Goal
Gather the lines that hold the string "Передача".

Data shown
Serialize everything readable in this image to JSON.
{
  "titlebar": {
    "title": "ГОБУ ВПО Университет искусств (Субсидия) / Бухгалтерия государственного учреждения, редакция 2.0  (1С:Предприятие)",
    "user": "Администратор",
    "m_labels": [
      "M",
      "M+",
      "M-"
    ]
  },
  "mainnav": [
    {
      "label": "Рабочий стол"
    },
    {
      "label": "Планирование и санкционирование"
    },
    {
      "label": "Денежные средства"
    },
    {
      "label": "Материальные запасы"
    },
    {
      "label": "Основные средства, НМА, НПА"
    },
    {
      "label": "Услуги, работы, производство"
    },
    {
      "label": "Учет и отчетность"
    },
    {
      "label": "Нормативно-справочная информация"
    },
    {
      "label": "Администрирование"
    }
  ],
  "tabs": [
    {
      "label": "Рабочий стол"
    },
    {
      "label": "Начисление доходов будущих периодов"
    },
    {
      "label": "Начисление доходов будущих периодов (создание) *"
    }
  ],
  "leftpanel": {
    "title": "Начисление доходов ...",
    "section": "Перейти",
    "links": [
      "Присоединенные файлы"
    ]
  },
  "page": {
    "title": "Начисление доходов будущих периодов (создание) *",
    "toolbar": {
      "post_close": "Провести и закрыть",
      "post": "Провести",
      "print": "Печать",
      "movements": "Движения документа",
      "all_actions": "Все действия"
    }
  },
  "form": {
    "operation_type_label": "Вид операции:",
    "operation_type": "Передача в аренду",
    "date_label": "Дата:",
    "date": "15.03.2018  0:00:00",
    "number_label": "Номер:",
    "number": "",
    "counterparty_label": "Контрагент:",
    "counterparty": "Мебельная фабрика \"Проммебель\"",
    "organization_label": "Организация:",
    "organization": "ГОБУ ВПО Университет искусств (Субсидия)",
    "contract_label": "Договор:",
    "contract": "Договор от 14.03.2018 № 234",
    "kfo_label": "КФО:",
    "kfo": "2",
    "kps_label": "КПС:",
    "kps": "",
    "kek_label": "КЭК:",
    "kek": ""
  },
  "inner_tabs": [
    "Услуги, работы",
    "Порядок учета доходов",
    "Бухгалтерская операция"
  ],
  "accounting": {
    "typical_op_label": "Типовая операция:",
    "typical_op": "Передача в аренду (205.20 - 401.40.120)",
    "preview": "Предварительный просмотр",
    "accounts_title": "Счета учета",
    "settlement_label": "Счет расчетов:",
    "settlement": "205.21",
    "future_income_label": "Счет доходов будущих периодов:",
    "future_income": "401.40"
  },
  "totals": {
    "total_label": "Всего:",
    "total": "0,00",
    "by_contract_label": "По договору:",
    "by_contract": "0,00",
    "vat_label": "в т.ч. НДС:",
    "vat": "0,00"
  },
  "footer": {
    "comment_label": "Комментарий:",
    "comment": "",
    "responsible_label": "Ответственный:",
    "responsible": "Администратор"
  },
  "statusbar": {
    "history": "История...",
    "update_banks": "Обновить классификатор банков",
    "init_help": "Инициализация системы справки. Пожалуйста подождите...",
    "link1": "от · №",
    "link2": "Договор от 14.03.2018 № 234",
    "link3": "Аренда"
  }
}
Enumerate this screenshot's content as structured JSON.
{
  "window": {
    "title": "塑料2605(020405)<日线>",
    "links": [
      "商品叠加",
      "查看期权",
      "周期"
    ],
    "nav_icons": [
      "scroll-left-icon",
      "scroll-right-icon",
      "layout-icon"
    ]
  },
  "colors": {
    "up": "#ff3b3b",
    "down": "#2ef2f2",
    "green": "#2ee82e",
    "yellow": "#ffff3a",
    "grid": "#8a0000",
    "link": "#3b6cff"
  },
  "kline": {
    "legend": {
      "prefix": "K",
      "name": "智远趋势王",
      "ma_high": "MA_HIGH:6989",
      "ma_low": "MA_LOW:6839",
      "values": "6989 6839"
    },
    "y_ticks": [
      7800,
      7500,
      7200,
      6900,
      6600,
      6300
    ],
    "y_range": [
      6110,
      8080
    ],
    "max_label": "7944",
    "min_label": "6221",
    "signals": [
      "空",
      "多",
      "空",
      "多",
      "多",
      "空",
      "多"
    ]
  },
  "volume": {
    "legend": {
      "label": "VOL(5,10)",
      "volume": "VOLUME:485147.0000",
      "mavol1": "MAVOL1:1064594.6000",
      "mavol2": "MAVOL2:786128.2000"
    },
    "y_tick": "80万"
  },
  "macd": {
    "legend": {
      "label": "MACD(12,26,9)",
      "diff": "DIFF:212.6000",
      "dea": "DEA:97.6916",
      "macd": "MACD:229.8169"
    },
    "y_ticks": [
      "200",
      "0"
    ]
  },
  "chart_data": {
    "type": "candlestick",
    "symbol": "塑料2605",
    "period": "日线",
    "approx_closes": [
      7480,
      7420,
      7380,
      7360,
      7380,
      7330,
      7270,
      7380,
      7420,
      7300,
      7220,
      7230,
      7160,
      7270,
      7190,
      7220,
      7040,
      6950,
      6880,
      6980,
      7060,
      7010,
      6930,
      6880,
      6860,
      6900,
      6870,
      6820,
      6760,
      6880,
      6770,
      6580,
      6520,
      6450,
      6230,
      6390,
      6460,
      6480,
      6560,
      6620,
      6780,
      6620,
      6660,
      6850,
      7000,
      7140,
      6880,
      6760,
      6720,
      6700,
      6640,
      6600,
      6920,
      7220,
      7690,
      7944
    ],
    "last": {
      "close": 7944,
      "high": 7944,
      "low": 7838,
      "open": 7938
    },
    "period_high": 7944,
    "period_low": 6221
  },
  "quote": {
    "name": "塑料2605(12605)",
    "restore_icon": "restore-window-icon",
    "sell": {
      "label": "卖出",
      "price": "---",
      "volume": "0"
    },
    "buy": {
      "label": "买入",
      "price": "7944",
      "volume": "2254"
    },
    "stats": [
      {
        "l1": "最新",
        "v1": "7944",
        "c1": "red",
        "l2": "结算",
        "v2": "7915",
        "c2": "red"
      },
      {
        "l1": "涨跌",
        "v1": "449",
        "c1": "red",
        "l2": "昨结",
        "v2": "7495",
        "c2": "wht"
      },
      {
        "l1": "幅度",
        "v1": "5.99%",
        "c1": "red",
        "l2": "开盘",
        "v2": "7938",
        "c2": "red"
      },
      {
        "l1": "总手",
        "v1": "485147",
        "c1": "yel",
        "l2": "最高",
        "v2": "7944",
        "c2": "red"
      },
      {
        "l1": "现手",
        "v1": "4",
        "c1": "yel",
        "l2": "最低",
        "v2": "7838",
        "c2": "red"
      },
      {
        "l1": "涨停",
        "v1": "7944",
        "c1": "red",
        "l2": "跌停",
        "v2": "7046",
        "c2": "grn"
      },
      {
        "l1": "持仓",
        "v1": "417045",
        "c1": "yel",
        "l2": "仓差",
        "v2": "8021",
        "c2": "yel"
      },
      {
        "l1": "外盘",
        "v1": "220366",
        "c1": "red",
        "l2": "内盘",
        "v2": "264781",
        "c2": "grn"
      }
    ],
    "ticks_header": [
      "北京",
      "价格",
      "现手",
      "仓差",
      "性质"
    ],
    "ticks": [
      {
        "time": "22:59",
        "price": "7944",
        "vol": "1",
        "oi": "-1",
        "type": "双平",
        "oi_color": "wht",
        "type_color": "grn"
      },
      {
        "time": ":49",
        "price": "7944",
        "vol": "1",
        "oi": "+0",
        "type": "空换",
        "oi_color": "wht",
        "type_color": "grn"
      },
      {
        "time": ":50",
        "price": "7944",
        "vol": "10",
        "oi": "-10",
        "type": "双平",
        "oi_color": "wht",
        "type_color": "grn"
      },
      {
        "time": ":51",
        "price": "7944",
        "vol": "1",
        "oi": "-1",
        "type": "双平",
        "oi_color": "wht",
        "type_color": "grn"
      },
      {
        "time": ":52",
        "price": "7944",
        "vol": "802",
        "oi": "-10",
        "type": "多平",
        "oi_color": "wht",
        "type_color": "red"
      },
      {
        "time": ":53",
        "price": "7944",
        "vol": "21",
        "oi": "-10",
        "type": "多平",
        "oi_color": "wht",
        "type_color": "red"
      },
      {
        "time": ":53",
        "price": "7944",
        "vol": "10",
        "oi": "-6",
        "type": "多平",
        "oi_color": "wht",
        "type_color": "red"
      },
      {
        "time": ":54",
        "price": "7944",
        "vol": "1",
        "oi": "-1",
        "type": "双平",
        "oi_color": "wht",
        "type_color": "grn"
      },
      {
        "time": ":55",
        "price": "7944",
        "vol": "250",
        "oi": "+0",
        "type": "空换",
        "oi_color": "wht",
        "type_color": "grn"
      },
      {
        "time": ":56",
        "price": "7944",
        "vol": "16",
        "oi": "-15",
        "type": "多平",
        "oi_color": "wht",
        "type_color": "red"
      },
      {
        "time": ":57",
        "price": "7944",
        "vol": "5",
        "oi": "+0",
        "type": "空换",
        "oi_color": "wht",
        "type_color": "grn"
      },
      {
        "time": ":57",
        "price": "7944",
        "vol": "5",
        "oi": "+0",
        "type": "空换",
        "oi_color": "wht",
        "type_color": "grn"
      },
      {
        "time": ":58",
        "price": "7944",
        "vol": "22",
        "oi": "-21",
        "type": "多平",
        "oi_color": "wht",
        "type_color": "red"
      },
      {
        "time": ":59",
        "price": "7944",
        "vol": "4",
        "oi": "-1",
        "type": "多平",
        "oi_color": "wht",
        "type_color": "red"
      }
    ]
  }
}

The response
    "operation_type": "Передача в аренду",
    "typical_op": "Передача в аренду (205.20 - 401.40.120)",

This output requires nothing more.